Each entry below is to be duplicated verbatim.

Figure content listings:

┄┄┄┄┄┄

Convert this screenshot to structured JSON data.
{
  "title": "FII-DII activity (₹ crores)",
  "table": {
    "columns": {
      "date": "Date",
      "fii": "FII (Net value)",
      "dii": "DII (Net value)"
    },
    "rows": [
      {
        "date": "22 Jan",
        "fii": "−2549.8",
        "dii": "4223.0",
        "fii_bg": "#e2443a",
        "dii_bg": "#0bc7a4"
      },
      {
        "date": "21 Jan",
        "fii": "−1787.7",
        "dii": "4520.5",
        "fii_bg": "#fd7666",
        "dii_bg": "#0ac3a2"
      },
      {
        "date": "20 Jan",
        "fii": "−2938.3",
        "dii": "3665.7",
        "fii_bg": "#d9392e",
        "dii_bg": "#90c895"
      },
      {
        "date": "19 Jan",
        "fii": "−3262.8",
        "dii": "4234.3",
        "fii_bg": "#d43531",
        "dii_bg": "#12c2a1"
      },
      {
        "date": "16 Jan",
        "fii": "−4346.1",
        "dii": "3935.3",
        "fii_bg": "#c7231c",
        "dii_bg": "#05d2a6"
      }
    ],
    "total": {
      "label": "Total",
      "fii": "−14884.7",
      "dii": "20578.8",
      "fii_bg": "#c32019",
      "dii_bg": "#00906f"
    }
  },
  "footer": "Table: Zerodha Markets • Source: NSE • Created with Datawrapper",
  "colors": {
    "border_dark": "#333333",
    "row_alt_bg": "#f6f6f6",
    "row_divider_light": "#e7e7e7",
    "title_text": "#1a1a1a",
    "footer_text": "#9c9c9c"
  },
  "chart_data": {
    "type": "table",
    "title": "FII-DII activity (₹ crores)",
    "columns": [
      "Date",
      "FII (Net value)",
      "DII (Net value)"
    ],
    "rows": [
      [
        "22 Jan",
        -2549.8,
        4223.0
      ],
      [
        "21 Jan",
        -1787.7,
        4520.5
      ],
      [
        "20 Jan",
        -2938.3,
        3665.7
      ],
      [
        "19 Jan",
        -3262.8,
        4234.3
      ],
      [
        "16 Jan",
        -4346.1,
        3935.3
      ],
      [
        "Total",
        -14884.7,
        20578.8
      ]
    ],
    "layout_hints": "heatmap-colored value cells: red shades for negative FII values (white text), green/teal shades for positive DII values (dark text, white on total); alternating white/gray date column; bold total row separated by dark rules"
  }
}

┄┄┄┄┄┄

## Solution to this exercise:
Convert this screenshot to structured JSON data.
{
  "title": "FII-DII activity (₹ crores)",
  "table": {
    "columns": {
      "date": "Date",
      "fii": "FII (Net value)",
      "dii": "DII (Net value)"
    },
    "rows": [
      {
        "date": "22 Jan",
        "fii": "−2549.8",
        "dii": "4223.0",
        "fii_bg": "#e2443a",
        "dii_bg": "#0bc7a4"
      },
      {
        "date": "21 Jan",
        "fii": "−1787.7",
        "dii": "4520.5",
        "fii_bg": "#fd7666",
        "dii_bg": "#0ac3a2"
      },
      {
        "date": "20 Jan",
        "fii": "−2938.3",
        "dii": "3665.7",
        "fii_bg": "#d9392e",
        "dii_bg": "#90c895"
      },
      {
        "date": "19 Jan",
        "fii": "−3262.8",
        "dii": "4234.3",
        "fii_bg": "#d43531",
        "dii_bg": "#12c2a1"
      },
      {
        "date": "16 Jan",
        "fii": "−4346.1",
        "dii": "3935.3",
        "fii_bg": "#c7231c",
        "dii_bg": "#05d2a6"
      }
    ],
    "total": {
      "label": "Total",
      "fii": "−14884.7",
      "dii": "20578.8",
      "fii_bg": "#c32019",
      "dii_bg": "#00906f"
    }
  },
  "footer": "Table: Zerodha Markets • Source: NSE • Created with Datawrapper",
  "colors": {
    "border_dark": "#333333",
    "row_alt_bg": "#f6f6f6",
    "row_divider_light": "#e7e7e7",
    "title_text": "#1a1a1a",
    "footer_text": "#9c9c9c"
  },
  "chart_data": {
    "type": "table",
    "title": "FII-DII activity (₹ crores)",
    "columns": [
      "Date",
      "FII (Net value)",
      "DII (Net value)"
    ],
    "rows": [
      [
        "22 Jan",
        -2549.8,
        4223.0
      ],
      [
        "21 Jan",
        -1787.7,
        4520.5
      ],
      [
        "20 Jan",
        -2938.3,
        3665.7
      ],
      [
        "19 Jan",
        -3262.8,
        4234.3
      ],
      [
        "16 Jan",
        -4346.1,
        3935.3
      ],
      [
        "Total",
        -14884.7,
        20578.8
      ]
    ],
    "layout_hints": "heatmap-colored value cells: red shades for negative FII values (white text), green/teal shades for positive DII values (dark text, white on total); alternating white/gray date column; bold total row separated by dark rules"
  }
}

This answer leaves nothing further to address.